**Required work**
Provide an exact reproduction of every entry.

----- Data extract

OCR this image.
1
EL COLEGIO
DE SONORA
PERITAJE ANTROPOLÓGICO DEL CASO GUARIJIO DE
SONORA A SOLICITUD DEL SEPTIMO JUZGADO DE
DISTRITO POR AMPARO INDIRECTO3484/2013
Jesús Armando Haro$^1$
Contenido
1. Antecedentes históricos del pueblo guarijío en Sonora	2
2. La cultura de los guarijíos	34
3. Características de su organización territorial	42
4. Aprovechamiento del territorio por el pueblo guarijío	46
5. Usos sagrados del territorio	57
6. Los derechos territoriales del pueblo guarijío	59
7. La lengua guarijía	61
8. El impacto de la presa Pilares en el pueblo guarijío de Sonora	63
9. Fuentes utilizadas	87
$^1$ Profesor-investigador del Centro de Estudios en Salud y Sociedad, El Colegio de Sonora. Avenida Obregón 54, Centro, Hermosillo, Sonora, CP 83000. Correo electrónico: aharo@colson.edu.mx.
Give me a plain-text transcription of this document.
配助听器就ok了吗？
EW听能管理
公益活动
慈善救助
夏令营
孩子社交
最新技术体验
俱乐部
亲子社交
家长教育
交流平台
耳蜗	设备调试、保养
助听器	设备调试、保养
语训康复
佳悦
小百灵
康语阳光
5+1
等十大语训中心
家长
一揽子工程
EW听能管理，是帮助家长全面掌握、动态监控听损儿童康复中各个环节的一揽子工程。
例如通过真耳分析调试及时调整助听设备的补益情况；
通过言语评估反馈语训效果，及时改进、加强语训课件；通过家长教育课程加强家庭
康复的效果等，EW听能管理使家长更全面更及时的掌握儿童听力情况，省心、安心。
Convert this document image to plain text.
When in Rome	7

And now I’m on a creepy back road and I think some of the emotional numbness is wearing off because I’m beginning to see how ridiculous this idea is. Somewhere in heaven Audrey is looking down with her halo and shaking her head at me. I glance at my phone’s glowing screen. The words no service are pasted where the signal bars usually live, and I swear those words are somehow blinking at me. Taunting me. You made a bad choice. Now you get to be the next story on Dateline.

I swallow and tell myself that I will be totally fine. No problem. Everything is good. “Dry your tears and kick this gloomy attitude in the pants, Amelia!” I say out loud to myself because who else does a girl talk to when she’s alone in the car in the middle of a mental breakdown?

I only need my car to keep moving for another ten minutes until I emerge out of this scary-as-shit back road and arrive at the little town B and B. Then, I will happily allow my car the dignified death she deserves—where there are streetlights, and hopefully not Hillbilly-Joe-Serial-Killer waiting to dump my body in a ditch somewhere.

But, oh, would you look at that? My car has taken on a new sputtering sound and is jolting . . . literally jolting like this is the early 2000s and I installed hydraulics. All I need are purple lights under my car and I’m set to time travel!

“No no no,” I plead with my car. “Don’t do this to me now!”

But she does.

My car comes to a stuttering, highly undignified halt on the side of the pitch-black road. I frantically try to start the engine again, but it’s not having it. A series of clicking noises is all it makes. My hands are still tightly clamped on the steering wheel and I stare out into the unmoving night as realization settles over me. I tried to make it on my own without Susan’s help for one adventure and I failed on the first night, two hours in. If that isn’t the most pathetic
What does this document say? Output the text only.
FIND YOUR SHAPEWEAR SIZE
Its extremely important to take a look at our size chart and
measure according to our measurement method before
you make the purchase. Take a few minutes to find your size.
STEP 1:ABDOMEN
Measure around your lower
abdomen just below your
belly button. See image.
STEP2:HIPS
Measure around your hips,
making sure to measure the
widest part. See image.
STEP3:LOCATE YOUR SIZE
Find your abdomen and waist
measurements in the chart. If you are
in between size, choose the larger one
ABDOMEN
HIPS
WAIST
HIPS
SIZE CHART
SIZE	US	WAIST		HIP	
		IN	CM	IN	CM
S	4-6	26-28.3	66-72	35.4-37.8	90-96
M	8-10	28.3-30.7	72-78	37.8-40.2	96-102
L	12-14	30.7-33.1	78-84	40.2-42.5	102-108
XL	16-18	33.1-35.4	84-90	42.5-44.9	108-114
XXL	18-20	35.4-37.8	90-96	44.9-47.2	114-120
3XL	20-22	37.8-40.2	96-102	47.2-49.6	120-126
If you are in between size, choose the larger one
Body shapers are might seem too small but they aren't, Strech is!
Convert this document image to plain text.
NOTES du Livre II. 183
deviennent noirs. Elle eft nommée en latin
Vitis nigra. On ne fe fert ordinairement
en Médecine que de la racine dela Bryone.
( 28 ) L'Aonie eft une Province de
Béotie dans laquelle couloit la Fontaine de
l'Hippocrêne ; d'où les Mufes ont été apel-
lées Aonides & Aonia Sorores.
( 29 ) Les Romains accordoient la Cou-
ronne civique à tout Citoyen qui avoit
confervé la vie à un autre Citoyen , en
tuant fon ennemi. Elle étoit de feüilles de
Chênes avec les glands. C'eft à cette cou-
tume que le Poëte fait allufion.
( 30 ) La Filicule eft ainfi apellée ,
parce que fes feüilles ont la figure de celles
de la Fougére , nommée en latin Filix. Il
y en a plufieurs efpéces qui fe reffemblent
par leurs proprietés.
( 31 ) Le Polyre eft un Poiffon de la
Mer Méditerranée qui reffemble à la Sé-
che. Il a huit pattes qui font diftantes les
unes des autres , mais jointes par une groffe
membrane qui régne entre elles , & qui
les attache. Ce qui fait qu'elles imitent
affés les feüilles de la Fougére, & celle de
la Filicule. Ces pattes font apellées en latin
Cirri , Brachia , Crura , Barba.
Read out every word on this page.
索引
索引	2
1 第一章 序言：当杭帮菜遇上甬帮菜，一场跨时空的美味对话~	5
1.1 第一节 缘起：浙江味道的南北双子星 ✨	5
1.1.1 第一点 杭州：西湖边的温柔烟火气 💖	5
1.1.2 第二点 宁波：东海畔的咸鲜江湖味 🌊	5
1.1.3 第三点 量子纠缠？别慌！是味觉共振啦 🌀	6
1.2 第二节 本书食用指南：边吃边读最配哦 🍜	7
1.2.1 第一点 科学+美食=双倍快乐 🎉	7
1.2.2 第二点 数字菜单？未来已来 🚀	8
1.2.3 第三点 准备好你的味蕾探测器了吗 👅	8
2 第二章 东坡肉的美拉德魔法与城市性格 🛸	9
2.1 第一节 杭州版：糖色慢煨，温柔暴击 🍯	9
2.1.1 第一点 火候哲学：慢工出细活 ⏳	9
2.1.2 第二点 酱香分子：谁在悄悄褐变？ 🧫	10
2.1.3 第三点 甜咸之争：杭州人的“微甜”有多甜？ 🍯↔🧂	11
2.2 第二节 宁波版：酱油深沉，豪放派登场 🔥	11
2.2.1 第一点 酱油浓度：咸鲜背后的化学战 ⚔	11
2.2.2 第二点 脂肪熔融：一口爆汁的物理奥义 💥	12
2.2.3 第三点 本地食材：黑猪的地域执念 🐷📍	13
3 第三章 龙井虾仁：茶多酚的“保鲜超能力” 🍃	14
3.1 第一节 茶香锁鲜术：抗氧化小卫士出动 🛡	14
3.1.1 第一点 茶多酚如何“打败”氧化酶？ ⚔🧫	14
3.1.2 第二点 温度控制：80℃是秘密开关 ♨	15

----------

**Solution below**
OCR this image.
1
EL COLEGIO
DE SONORA
PERITAJE ANTROPOLÓGICO DEL CASO GUARIJIO DE
SONORA A SOLICITUD DEL SEPTIMO JUZGADO DE
DISTRITO POR AMPARO INDIRECTO3484/2013
Jesús Armando Haro$^1$
Contenido
1. Antecedentes históricos del pueblo guarijío en Sonora	2
2. La cultura de los guarijíos	34
3. Características de su organización territorial	42
4. Aprovechamiento del territorio por el pueblo guarijío	46
5. Usos sagrados del territorio	57
6. Los derechos territoriales del pueblo guarijío	59
7. La lengua guarijía	61
8. El impacto de la presa Pilares en el pueblo guarijío de Sonora	63
9. Fuentes utilizadas	87
$^1$ Profesor-investigador del Centro de Estudios en Salud y Sociedad, El Colegio de Sonora. Avenida Obregón 54, Centro, Hermosillo, Sonora, CP 83000. Correo electrónico: aharo@colson.edu.mx.
Give me a plain-text transcription of this document.
配助听器就ok了吗？
EW听能管理
公益活动
慈善救助
夏令营
孩子社交
最新技术体验
俱乐部
亲子社交
家长教育
交流平台
耳蜗	设备调试、保养
助听器	设备调试、保养
语训康复
佳悦
小百灵
康语阳光
5+1
等十大语训中心
家长
一揽子工程
EW听能管理，是帮助家长全面掌握、动态监控听损儿童康复中各个环节的一揽子工程。
例如通过真耳分析调试及时调整助听设备的补益情况；
通过言语评估反馈语训效果，及时改进、加强语训课件；通过家长教育课程加强家庭
康复的效果等，EW听能管理使家长更全面更及时的掌握儿童听力情况，省心、安心。
Convert this document image to plain text.
When in Rome	7

And now I’m on a creepy back road and I think some of the emotional numbness is wearing off because I’m beginning to see how ridiculous this idea is. Somewhere in heaven Audrey is looking down with her halo and shaking her head at me. I glance at my phone’s glowing screen. The words no service are pasted where the signal bars usually live, and I swear those words are somehow blinking at me. Taunting me. You made a bad choice. Now you get to be the next story on Dateline.

I swallow and tell myself that I will be totally fine. No problem. Everything is good. “Dry your tears and kick this gloomy attitude in the pants, Amelia!” I say out loud to myself because who else does a girl talk to when she’s alone in the car in the middle of a mental breakdown?

I only need my car to keep moving for another ten minutes until I emerge out of this scary-as-shit back road and arrive at the little town B and B. Then, I will happily allow my car the dignified death she deserves—where there are streetlights, and hopefully not Hillbilly-Joe-Serial-Killer waiting to dump my body in a ditch somewhere.

But, oh, would you look at that? My car has taken on a new sputtering sound and is jolting . . . literally jolting like this is the early 2000s and I installed hydraulics. All I need are purple lights under my car and I’m set to time travel!

“No no no,” I plead with my car. “Don’t do this to me now!”

But she does.

My car comes to a stuttering, highly undignified halt on the side of the pitch-black road. I frantically try to start the engine again, but it’s not having it. A series of clicking noises is all it makes. My hands are still tightly clamped on the steering wheel and I stare out into the unmoving night as realization settles over me. I tried to make it on my own without Susan’s help for one adventure and I failed on the first night, two hours in. If that isn’t the most pathetic
What does this document say? Output the text only.
FIND YOUR SHAPEWEAR SIZE
Its extremely important to take a look at our size chart and
measure according to our measurement method before
you make the purchase. Take a few minutes to find your size.
STEP 1:ABDOMEN
Measure around your lower
abdomen just below your
belly button. See image.
STEP2:HIPS
Measure around your hips,
making sure to measure the
widest part. See image.
STEP3:LOCATE YOUR SIZE
Find your abdomen and waist
measurements in the chart. If you are
in between size, choose the larger one
ABDOMEN
HIPS
WAIST
HIPS
SIZE CHART
SIZE	US	WAIST		HIP	
		IN	CM	IN	CM
S	4-6	26-28.3	66-72	35.4-37.8	90-96
M	8-10	28.3-30.7	72-78	37.8-40.2	96-102
L	12-14	30.7-33.1	78-84	40.2-42.5	102-108
XL	16-18	33.1-35.4	84-90	42.5-44.9	108-114
XXL	18-20	35.4-37.8	90-96	44.9-47.2	114-120
3XL	20-22	37.8-40.2	96-102	47.2-49.6	120-126
If you are in between size, choose the larger one
Body shapers are might seem too small but they aren't, Strech is!
Convert this document image to plain text.
NOTES du Livre II. 183
deviennent noirs. Elle eft nommée en latin
Vitis nigra. On ne fe fert ordinairement
en Médecine que de la racine dela Bryone.
( 28 ) L'Aonie eft une Province de
Béotie dans laquelle couloit la Fontaine de
l'Hippocrêne ; d'où les Mufes ont été apel-
lées Aonides & Aonia Sorores.
( 29 ) Les Romains accordoient la Cou-
ronne civique à tout Citoyen qui avoit
confervé la vie à un autre Citoyen , en
tuant fon ennemi. Elle étoit de feüilles de
Chênes avec les glands. C'eft à cette cou-
tume que le Poëte fait allufion.
( 30 ) La Filicule eft ainfi apellée ,
parce que fes feüilles ont la figure de celles
de la Fougére , nommée en latin Filix. Il
y en a plufieurs efpéces qui fe reffemblent
par leurs proprietés.
( 31 ) Le Polyre eft un Poiffon de la
Mer Méditerranée qui reffemble à la Sé-
che. Il a huit pattes qui font diftantes les
unes des autres , mais jointes par une groffe
membrane qui régne entre elles , & qui
les attache. Ce qui fait qu'elles imitent
affés les feüilles de la Fougére, & celle de
la Filicule. Ces pattes font apellées en latin
Cirri , Brachia , Crura , Barba.
Read out every word on this page.
索引
索引	2
1 第一章 序言：当杭帮菜遇上甬帮菜，一场跨时空的美味对话~	5
1.1 第一节 缘起：浙江味道的南北双子星 ✨	5
1.1.1 第一点 杭州：西湖边的温柔烟火气 💖	5
1.1.2 第二点 宁波：东海畔的咸鲜江湖味 🌊	5
1.1.3 第三点 量子纠缠？别慌！是味觉共振啦 🌀	6
1.2 第二节 本书食用指南：边吃边读最配哦 🍜	7
1.2.1 第一点 科学+美食=双倍快乐 🎉	7
1.2.2 第二点 数字菜单？未来已来 🚀	8
1.2.3 第三点 准备好你的味蕾探测器了吗 👅	8
2 第二章 东坡肉的美拉德魔法与城市性格 🛸	9
2.1 第一节 杭州版：糖色慢煨，温柔暴击 🍯	9
2.1.1 第一点 火候哲学：慢工出细活 ⏳	9
2.1.2 第二点 酱香分子：谁在悄悄褐变？ 🧫	10
2.1.3 第三点 甜咸之争：杭州人的“微甜”有多甜？ 🍯↔🧂	11
2.2 第二节 宁波版：酱油深沉，豪放派登场 🔥	11
2.2.1 第一点 酱油浓度：咸鲜背后的化学战 ⚔	11
2.2.2 第二点 脂肪熔融：一口爆汁的物理奥义 💥	12
2.2.3 第三点 本地食材：黑猪的地域执念 🐷📍	13
3 第三章 龙井虾仁：茶多酚的“保鲜超能力” 🍃	14
3.1 第一节 茶香锁鲜术：抗氧化小卫士出动 🛡	14
3.1.1 第一点 茶多酚如何“打败”氧化酶？ ⚔🧫	14
3.1.2 第二点 温度控制：80℃是秘密开关 ♨	15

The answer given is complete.